» Task goal: Look below and pull out each line with the word "JSON".

········

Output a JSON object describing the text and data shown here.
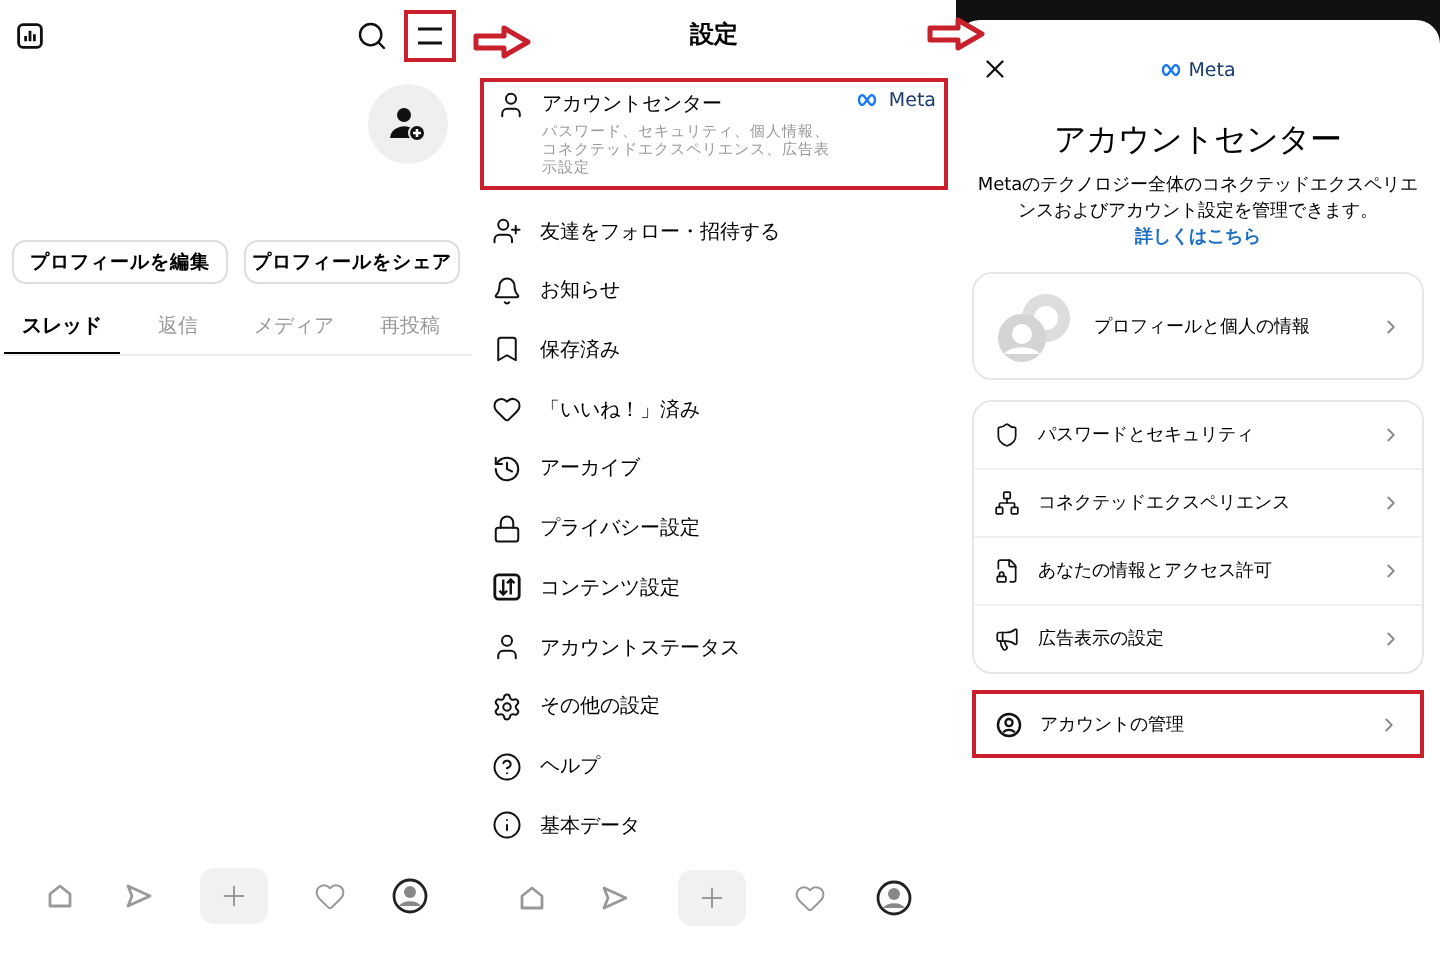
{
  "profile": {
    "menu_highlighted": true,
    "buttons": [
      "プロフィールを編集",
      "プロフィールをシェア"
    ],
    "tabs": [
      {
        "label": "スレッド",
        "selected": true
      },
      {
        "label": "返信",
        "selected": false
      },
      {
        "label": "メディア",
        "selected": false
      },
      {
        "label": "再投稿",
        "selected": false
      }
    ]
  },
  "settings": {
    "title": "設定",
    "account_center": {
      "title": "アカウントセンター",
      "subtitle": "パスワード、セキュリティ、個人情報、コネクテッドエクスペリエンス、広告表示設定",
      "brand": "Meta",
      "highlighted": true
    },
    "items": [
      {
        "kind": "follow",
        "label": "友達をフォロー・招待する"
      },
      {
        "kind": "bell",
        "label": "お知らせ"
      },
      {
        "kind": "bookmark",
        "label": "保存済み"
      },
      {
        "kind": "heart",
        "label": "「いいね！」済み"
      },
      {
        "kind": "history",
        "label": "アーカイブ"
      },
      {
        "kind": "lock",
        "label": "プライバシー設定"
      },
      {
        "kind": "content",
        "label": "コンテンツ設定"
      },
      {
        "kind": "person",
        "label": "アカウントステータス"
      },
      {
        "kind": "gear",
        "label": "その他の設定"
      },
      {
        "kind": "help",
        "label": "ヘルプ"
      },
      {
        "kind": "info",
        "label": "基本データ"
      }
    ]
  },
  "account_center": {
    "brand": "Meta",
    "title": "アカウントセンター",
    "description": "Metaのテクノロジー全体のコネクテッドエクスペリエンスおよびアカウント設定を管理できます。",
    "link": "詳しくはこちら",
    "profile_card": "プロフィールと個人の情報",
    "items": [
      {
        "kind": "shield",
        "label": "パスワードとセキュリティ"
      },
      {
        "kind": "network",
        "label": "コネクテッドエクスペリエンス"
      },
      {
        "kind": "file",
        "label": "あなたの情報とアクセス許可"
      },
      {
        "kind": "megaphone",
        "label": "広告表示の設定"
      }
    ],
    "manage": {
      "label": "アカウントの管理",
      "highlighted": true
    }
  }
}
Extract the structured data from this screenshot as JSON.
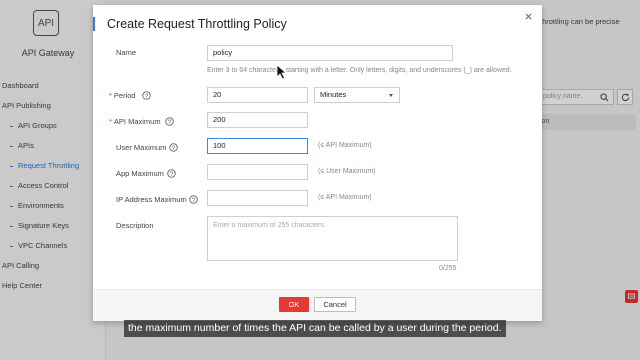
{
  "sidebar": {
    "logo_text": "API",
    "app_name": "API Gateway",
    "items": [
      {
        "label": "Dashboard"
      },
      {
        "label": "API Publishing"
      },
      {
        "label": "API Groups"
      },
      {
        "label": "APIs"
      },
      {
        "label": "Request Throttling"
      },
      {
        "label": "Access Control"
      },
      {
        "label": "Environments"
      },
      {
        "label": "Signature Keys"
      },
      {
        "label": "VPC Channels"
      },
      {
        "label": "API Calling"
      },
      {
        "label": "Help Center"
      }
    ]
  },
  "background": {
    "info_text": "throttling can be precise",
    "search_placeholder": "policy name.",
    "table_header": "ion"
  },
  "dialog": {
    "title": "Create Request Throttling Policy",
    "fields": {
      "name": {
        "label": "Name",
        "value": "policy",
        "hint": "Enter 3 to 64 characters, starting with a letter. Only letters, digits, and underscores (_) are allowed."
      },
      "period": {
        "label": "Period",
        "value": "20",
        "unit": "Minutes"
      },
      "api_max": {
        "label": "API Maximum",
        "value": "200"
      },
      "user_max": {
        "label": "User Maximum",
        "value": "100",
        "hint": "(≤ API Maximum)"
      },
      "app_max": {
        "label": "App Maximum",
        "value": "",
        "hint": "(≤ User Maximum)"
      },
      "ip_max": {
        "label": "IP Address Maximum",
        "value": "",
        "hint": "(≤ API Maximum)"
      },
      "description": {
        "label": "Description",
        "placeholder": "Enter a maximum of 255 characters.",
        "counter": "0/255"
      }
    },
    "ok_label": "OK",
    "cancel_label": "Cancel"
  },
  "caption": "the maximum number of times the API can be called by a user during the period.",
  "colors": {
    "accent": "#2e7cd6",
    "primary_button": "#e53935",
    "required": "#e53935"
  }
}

········

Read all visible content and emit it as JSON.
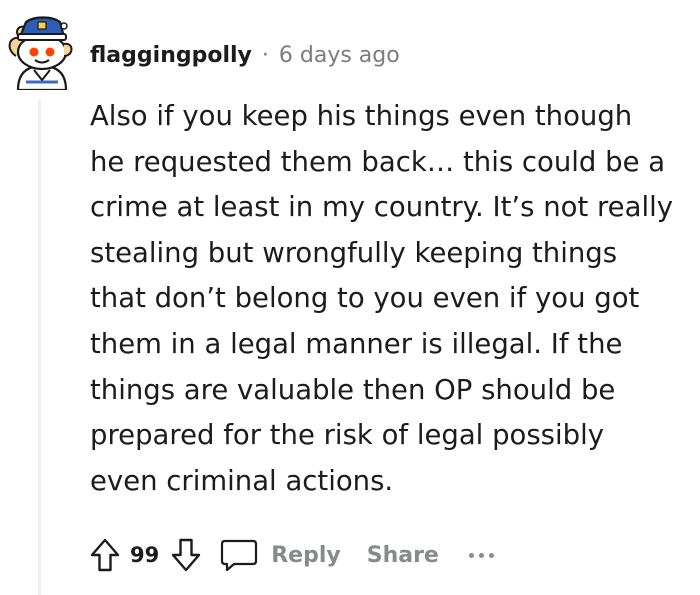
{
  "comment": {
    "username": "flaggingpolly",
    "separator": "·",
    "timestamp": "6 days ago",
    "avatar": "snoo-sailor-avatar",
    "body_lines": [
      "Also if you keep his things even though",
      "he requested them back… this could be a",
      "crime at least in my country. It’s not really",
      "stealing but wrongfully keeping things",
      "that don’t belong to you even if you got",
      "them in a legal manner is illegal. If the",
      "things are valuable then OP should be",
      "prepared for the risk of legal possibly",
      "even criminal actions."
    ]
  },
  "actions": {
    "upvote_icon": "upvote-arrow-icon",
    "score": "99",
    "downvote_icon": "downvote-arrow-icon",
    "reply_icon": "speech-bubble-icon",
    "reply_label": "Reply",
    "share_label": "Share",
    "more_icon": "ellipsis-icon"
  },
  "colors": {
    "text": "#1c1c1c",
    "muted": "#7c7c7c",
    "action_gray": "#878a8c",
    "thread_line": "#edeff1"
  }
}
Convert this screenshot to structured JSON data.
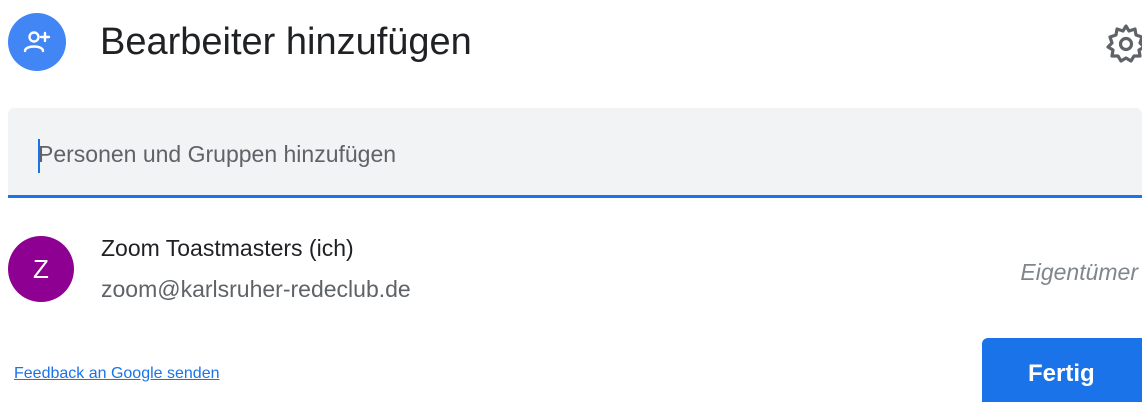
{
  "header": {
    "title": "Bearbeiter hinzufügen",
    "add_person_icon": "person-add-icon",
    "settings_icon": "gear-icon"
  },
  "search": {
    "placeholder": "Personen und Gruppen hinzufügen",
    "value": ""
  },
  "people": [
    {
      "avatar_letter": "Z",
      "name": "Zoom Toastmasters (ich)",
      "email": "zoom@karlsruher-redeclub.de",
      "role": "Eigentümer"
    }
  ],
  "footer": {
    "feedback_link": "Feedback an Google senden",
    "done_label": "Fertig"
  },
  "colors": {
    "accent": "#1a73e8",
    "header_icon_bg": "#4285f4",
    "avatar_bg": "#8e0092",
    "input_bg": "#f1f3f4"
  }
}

········

» Completed task:
Output a JSON object describing the text and data shown here.
Extract the structured data from this screenshot as JSON.
Read all visible content and emit it as JSON.
Convert this screenshot to structured JSON data.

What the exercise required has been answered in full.